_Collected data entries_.
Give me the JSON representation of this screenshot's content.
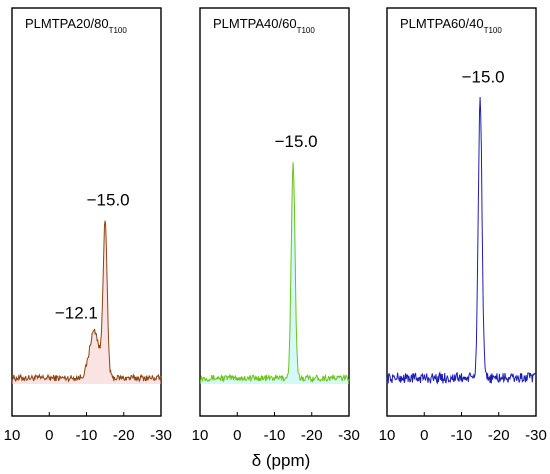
{
  "chart_data": [
    {
      "type": "line",
      "title": "PLMTPA20/80",
      "title_subscript": "T100",
      "xlim": [
        10,
        -30
      ],
      "x_ticks": [
        10,
        0,
        -10,
        -20,
        -30
      ],
      "color": "#8b4513",
      "fill_color": "#f4c2c2",
      "peaks": [
        {
          "x": -12.1,
          "height": 0.22,
          "width": 1.3,
          "label": "−12.1"
        },
        {
          "x": -15.0,
          "height": 0.71,
          "width": 0.55,
          "label": "−15.0"
        }
      ]
    },
    {
      "type": "line",
      "title": "PLMTPA40/60",
      "title_subscript": "T100",
      "xlim": [
        10,
        -30
      ],
      "x_ticks": [
        10,
        0,
        -10,
        -20,
        -30
      ],
      "color": "#6cc31c",
      "fill_color": "#9ff2ea",
      "peaks": [
        {
          "x": -15.0,
          "height": 1.0,
          "width": 0.5,
          "label": "−15.0"
        }
      ]
    },
    {
      "type": "line",
      "title": "PLMTPA60/40",
      "title_subscript": "T100",
      "xlim": [
        10,
        -30
      ],
      "x_ticks": [
        10,
        0,
        -10,
        -20,
        -30
      ],
      "color": "#1e1eb4",
      "fill_color": "",
      "peaks": [
        {
          "x": -15.0,
          "height": 1.3,
          "width": 0.5,
          "label": "−15.0"
        }
      ]
    }
  ],
  "xlabel": "δ (ppm)"
}
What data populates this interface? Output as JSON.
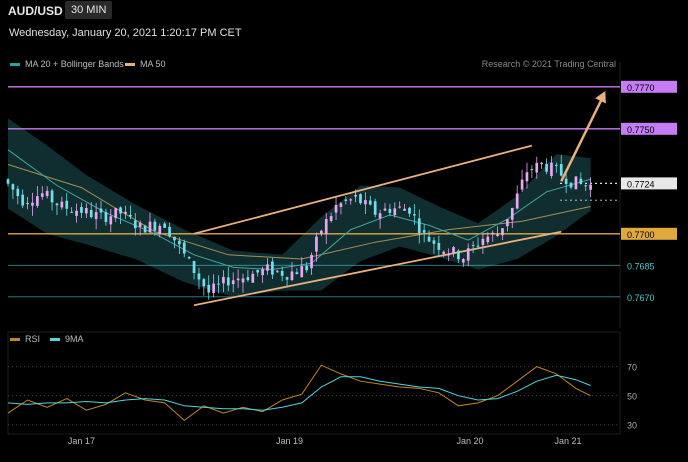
{
  "header": {
    "symbol": "AUD/USD",
    "timeframe": "30 MIN",
    "datetime": "Wednesday, January 20, 2021 1:20:17 PM CET",
    "credit": "Research © 2021 Trading Central"
  },
  "legend": {
    "ma20": "MA 20 + Bollinger Bands",
    "ma50": "MA 50",
    "rsi": "RSI",
    "rsi_ma": "9MA"
  },
  "colors": {
    "background": "#000000",
    "bull": "#e9a6f2",
    "bear": "#6fe0ea",
    "bollinger": "#153d40",
    "ma20": "#3fa7a0",
    "ma50": "#c9a85a",
    "channel": "#e8b07c",
    "resistance": "#c67cf5",
    "support": "#e0a93e",
    "pivot": "#dcdcdc",
    "target": "#47c7d0"
  },
  "chart_data": [
    {
      "type": "candlestick",
      "x_labels": [
        "Jan 17",
        "Jan 19",
        "Jan 20",
        "Jan 21"
      ],
      "ylim": [
        0.7658,
        0.7778
      ],
      "levels": [
        {
          "value": 0.777,
          "label": "0.7770",
          "kind": "resistance"
        },
        {
          "value": 0.775,
          "label": "0.7750",
          "kind": "resistance"
        },
        {
          "value": 0.7724,
          "label": "0.7724",
          "kind": "pivot"
        },
        {
          "value": 0.77,
          "label": "0.7700",
          "kind": "support"
        },
        {
          "value": 0.7685,
          "label": "0.7685",
          "kind": "target"
        },
        {
          "value": 0.767,
          "label": "0.7670",
          "kind": "target"
        }
      ],
      "price_path": [
        [
          0,
          0.7726
        ],
        [
          4,
          0.7716
        ],
        [
          8,
          0.7719
        ],
        [
          12,
          0.7713
        ],
        [
          16,
          0.7711
        ],
        [
          20,
          0.7708
        ],
        [
          24,
          0.771
        ],
        [
          28,
          0.7703
        ],
        [
          33,
          0.7705
        ],
        [
          38,
          0.7686
        ],
        [
          42,
          0.7672
        ],
        [
          46,
          0.7678
        ],
        [
          50,
          0.768
        ],
        [
          54,
          0.7683
        ],
        [
          58,
          0.7681
        ],
        [
          62,
          0.7684
        ],
        [
          65,
          0.7702
        ],
        [
          68,
          0.7713
        ],
        [
          72,
          0.7717
        ],
        [
          76,
          0.771
        ],
        [
          79,
          0.7712
        ],
        [
          83,
          0.7712
        ],
        [
          86,
          0.7699
        ],
        [
          90,
          0.7693
        ],
        [
          94,
          0.7689
        ],
        [
          98,
          0.7698
        ],
        [
          101,
          0.77
        ],
        [
          104,
          0.7712
        ],
        [
          107,
          0.773
        ],
        [
          110,
          0.7733
        ],
        [
          113,
          0.773
        ],
        [
          116,
          0.7725
        ],
        [
          119,
          0.7723
        ]
      ],
      "ma20_path": [
        [
          0,
          0.774
        ],
        [
          10,
          0.7723
        ],
        [
          20,
          0.771
        ],
        [
          30,
          0.77
        ],
        [
          38,
          0.769
        ],
        [
          46,
          0.7684
        ],
        [
          54,
          0.7683
        ],
        [
          62,
          0.7686
        ],
        [
          70,
          0.7702
        ],
        [
          78,
          0.7709
        ],
        [
          86,
          0.7704
        ],
        [
          94,
          0.7697
        ],
        [
          102,
          0.7707
        ],
        [
          110,
          0.772
        ],
        [
          119,
          0.7726
        ]
      ],
      "ma50_path": [
        [
          0,
          0.7733
        ],
        [
          15,
          0.7722
        ],
        [
          30,
          0.7701
        ],
        [
          45,
          0.769
        ],
        [
          60,
          0.7688
        ],
        [
          75,
          0.7696
        ],
        [
          90,
          0.7702
        ],
        [
          105,
          0.7706
        ],
        [
          119,
          0.7713
        ]
      ],
      "bb_upper": [
        [
          0,
          0.7755
        ],
        [
          8,
          0.7742
        ],
        [
          16,
          0.7728
        ],
        [
          26,
          0.7714
        ],
        [
          36,
          0.7702
        ],
        [
          46,
          0.7692
        ],
        [
          56,
          0.769
        ],
        [
          64,
          0.7708
        ],
        [
          72,
          0.7723
        ],
        [
          80,
          0.7722
        ],
        [
          88,
          0.7713
        ],
        [
          96,
          0.7705
        ],
        [
          104,
          0.7718
        ],
        [
          112,
          0.7738
        ],
        [
          119,
          0.7736
        ]
      ],
      "bb_lower": [
        [
          0,
          0.7712
        ],
        [
          8,
          0.77
        ],
        [
          16,
          0.7695
        ],
        [
          26,
          0.7688
        ],
        [
          36,
          0.7677
        ],
        [
          46,
          0.767
        ],
        [
          56,
          0.7673
        ],
        [
          64,
          0.7673
        ],
        [
          72,
          0.7687
        ],
        [
          80,
          0.7694
        ],
        [
          88,
          0.7689
        ],
        [
          96,
          0.7683
        ],
        [
          104,
          0.7688
        ],
        [
          112,
          0.7699
        ],
        [
          119,
          0.7711
        ]
      ],
      "channel_upper": [
        [
          38,
          0.77
        ],
        [
          107,
          0.7742
        ]
      ],
      "channel_lower": [
        [
          38,
          0.7666
        ],
        [
          113,
          0.7701
        ]
      ],
      "forecast_arrow": [
        [
          113,
          0.7725
        ],
        [
          122,
          0.7768
        ]
      ]
    },
    {
      "type": "line",
      "series": [
        {
          "name": "RSI",
          "values": [
            38,
            47,
            42,
            48,
            40,
            44,
            52,
            47,
            45,
            33,
            43,
            38,
            42,
            39,
            47,
            51,
            71,
            65,
            60,
            58,
            56,
            55,
            52,
            43,
            45,
            50,
            60,
            70,
            65,
            55,
            50
          ]
        },
        {
          "name": "9MA",
          "values": [
            45,
            44,
            45,
            45,
            46,
            45,
            47,
            48,
            47,
            43,
            42,
            41,
            41,
            40,
            42,
            45,
            56,
            63,
            63,
            60,
            58,
            56,
            55,
            50,
            47,
            48,
            53,
            60,
            64,
            61,
            57
          ]
        }
      ],
      "x": [
        0,
        4,
        8,
        12,
        16,
        20,
        24,
        28,
        32,
        36,
        40,
        44,
        48,
        52,
        56,
        60,
        64,
        68,
        72,
        76,
        80,
        84,
        88,
        92,
        96,
        100,
        104,
        108,
        112,
        116,
        119
      ],
      "ylim": [
        25,
        78
      ],
      "yticks": [
        70,
        50,
        30
      ]
    }
  ]
}
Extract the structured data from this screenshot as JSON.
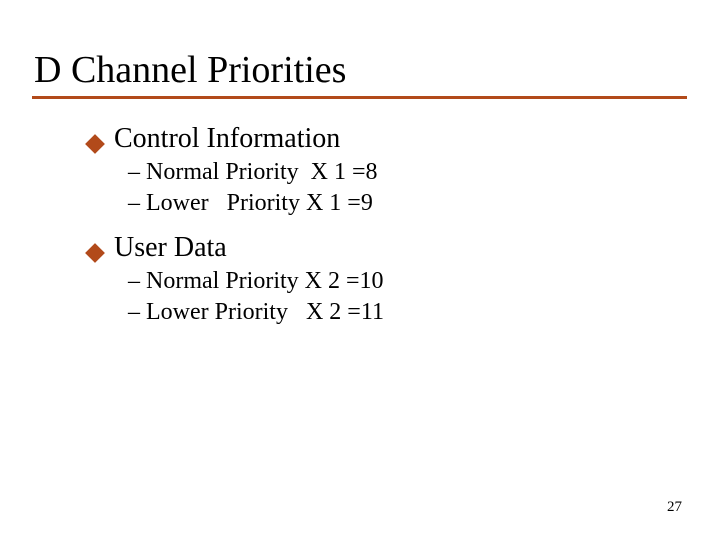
{
  "slide": {
    "title": "D Channel Priorities",
    "bullets": [
      {
        "label": "Control Information",
        "subs": [
          "– Normal Priority  X 1 =8",
          "– Lower   Priority X 1 =9"
        ]
      },
      {
        "label": "User Data",
        "subs": [
          "– Normal Priority X 2 =10",
          "– Lower Priority   X 2 =11"
        ]
      }
    ],
    "page_number": "27",
    "colors": {
      "accent": "#b24a1a",
      "text": "#000000",
      "background": "#ffffff"
    }
  }
}
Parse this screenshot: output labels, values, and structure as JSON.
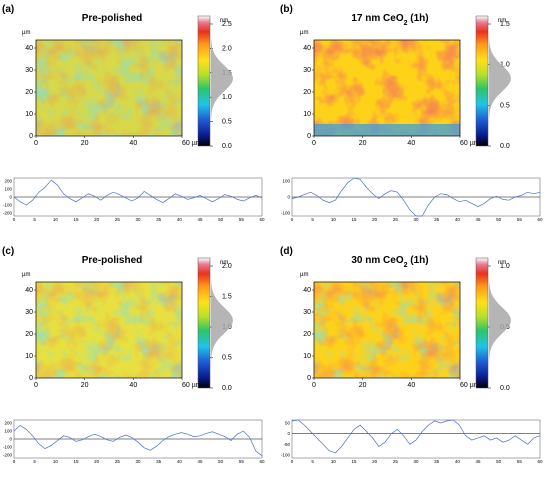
{
  "panels": [
    {
      "label": "(a)",
      "title": "Pre-polished",
      "title_sub": "",
      "title_tail": "",
      "unit": "nm",
      "map_unit": "µm",
      "x_ticks": [
        "0",
        "20",
        "40",
        "60 µm"
      ],
      "y_ticks": [
        "40",
        "30",
        "20",
        "10",
        "0"
      ],
      "scale_ticks": [
        "2.5",
        "2.0",
        "1.5",
        "1.0",
        "0.5",
        "0.0"
      ],
      "profile_y_ticks": [
        "200",
        "100",
        "0",
        "-100",
        "-200"
      ],
      "profile_x_ticks": [
        "0",
        "5",
        "10",
        "15",
        "20",
        "25",
        "30",
        "35",
        "40",
        "45",
        "50",
        "55",
        "60"
      ],
      "profile": [
        0,
        -60,
        -100,
        -40,
        60,
        120,
        210,
        150,
        40,
        -20,
        -60,
        -10,
        40,
        10,
        -40,
        20,
        60,
        30,
        -10,
        -50,
        -10,
        70,
        20,
        -30,
        -70,
        -20,
        40,
        10,
        -30,
        -10,
        20,
        -20,
        -60,
        -20,
        30,
        10,
        -30,
        -50,
        -10,
        20,
        -10
      ]
    },
    {
      "label": "(b)",
      "title": "17 nm CeO",
      "title_sub": "2",
      "title_tail": " (1h)",
      "unit": "nm",
      "map_unit": "µm",
      "x_ticks": [
        "0",
        "20",
        "40",
        "60 µm"
      ],
      "y_ticks": [
        "40",
        "30",
        "20",
        "10",
        "0"
      ],
      "scale_ticks": [
        "1.5",
        "1.0",
        "0.5",
        "0.0"
      ],
      "profile_y_ticks": [
        "100",
        "0",
        "-100"
      ],
      "profile_x_ticks": [
        "0",
        "5",
        "10",
        "15",
        "20",
        "25",
        "30",
        "35",
        "40",
        "45",
        "50",
        "55",
        "60"
      ],
      "profile": [
        -10,
        0,
        15,
        30,
        10,
        -20,
        -35,
        -20,
        40,
        90,
        140,
        110,
        60,
        20,
        -10,
        20,
        40,
        30,
        -20,
        -80,
        -140,
        -120,
        -50,
        0,
        20,
        15,
        -10,
        -30,
        -20,
        -40,
        -60,
        -40,
        -10,
        5,
        -15,
        -20,
        0,
        10,
        30,
        20,
        30
      ]
    },
    {
      "label": "(c)",
      "title": "Pre-polished",
      "title_sub": "",
      "title_tail": "",
      "unit": "nm",
      "map_unit": "µm",
      "x_ticks": [
        "0",
        "20",
        "40",
        "60 µm"
      ],
      "y_ticks": [
        "40",
        "30",
        "20",
        "10",
        "0"
      ],
      "scale_ticks": [
        "2.0",
        "1.5",
        "1.0",
        "0.5",
        "0.0"
      ],
      "profile_y_ticks": [
        "200",
        "100",
        "0",
        "-100",
        "-200"
      ],
      "profile_x_ticks": [
        "0",
        "5",
        "10",
        "15",
        "20",
        "25",
        "30",
        "35",
        "40",
        "45",
        "50",
        "55",
        "60"
      ],
      "profile": [
        100,
        170,
        120,
        40,
        -60,
        -120,
        -80,
        -20,
        40,
        20,
        -30,
        -10,
        30,
        60,
        30,
        -10,
        -30,
        20,
        50,
        20,
        -40,
        -110,
        -140,
        -90,
        -20,
        30,
        60,
        80,
        60,
        30,
        40,
        70,
        90,
        60,
        30,
        -20,
        60,
        100,
        20,
        -150,
        -210
      ]
    },
    {
      "label": "(d)",
      "title": "30 nm CeO",
      "title_sub": "2",
      "title_tail": " (1h)",
      "unit": "nm",
      "map_unit": "µm",
      "x_ticks": [
        "0",
        "20",
        "40",
        "60 µm"
      ],
      "y_ticks": [
        "40",
        "30",
        "20",
        "10",
        "0"
      ],
      "scale_ticks": [
        "1.0",
        "0.5",
        "0.0"
      ],
      "profile_y_ticks": [
        "50",
        "0",
        "-50",
        "-100"
      ],
      "profile_x_ticks": [
        "0",
        "5",
        "10",
        "15",
        "20",
        "25",
        "30",
        "35",
        "40",
        "45",
        "50",
        "55",
        "60"
      ],
      "profile": [
        60,
        70,
        40,
        10,
        -20,
        -50,
        -80,
        -90,
        -60,
        -20,
        20,
        40,
        10,
        -20,
        -60,
        -40,
        0,
        20,
        -10,
        -50,
        -30,
        10,
        40,
        60,
        50,
        60,
        70,
        40,
        -10,
        -30,
        -20,
        -10,
        -30,
        -20,
        -40,
        -30,
        -10,
        -30,
        -50,
        -20,
        -10
      ]
    }
  ]
}
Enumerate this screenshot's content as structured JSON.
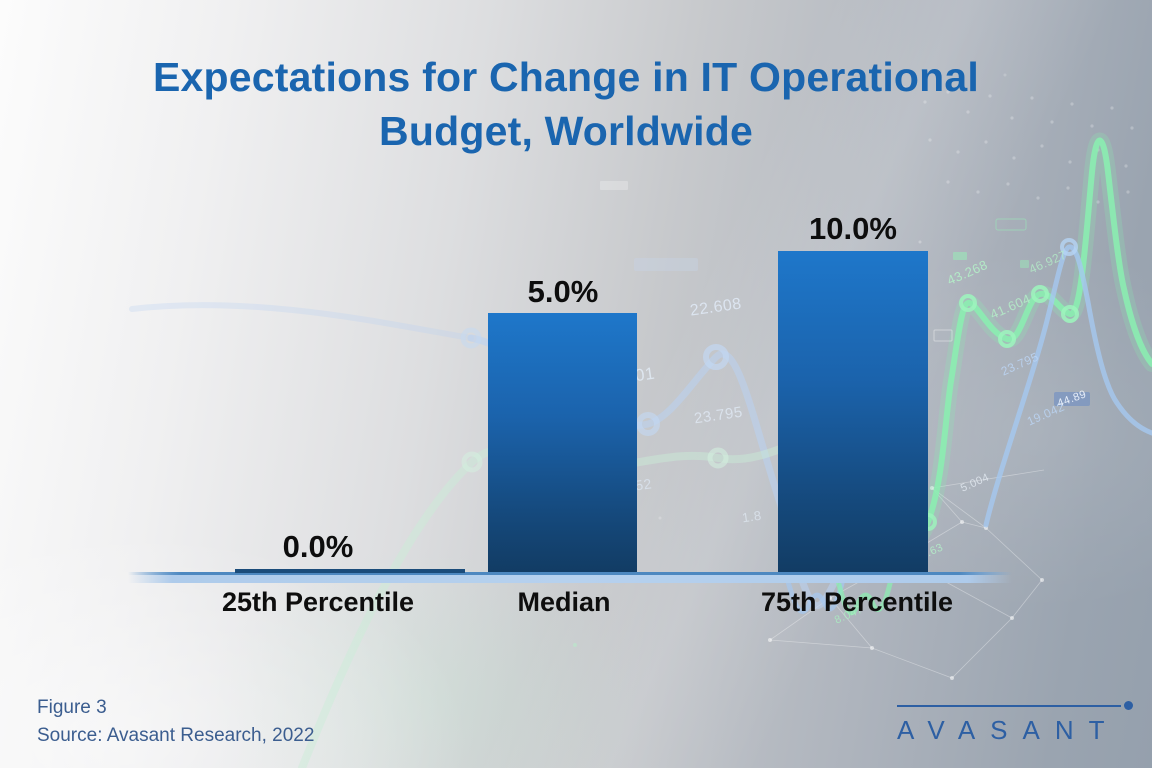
{
  "title": {
    "line1": "Expectations for Change in IT Operational",
    "line2": "Budget, Worldwide"
  },
  "chart_data": {
    "type": "bar",
    "title": "Expectations for Change in IT Operational Budget, Worldwide",
    "categories": [
      "25th Percentile",
      "Median",
      "75th Percentile"
    ],
    "values": [
      0.0,
      5.0,
      10.0
    ],
    "value_labels": [
      "0.0%",
      "5.0%",
      "10.0%"
    ],
    "unit": "%",
    "xlabel": "",
    "ylabel": "",
    "ylim": [
      0,
      12
    ],
    "grid": false,
    "legend": false,
    "bar_color_top": "#1d74c6",
    "bar_color_bottom": "#123c64"
  },
  "footer": {
    "figure_label": "Figure 3",
    "source": "Source: Avasant Research, 2022"
  },
  "logo": {
    "text": "AVASANT"
  },
  "background": {
    "numbers": [
      "22.608",
      ".001",
      "23.795",
      "852",
      "1.8",
      "43.268",
      "41.604",
      "46.927",
      "23.795",
      "19.042",
      "5.004",
      "18.63",
      "8.047",
      "44.89"
    ],
    "accent_green": "#8af0b0",
    "accent_blue": "#a5c8f0"
  },
  "colors": {
    "title_text": "#1a65af",
    "axis_band": "#a9c9ea",
    "label_text": "#0d0d0d",
    "footer_text": "#3b5d8f",
    "logo": "#2d5fa3"
  }
}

_Directions for this task_.
Select the lines from the entries that include the word "Operational".

_Response to the task_.
    "line1": "Expectations for Change in IT Operational",
    "title": "Expectations for Change in IT Operational Budget, Worldwide",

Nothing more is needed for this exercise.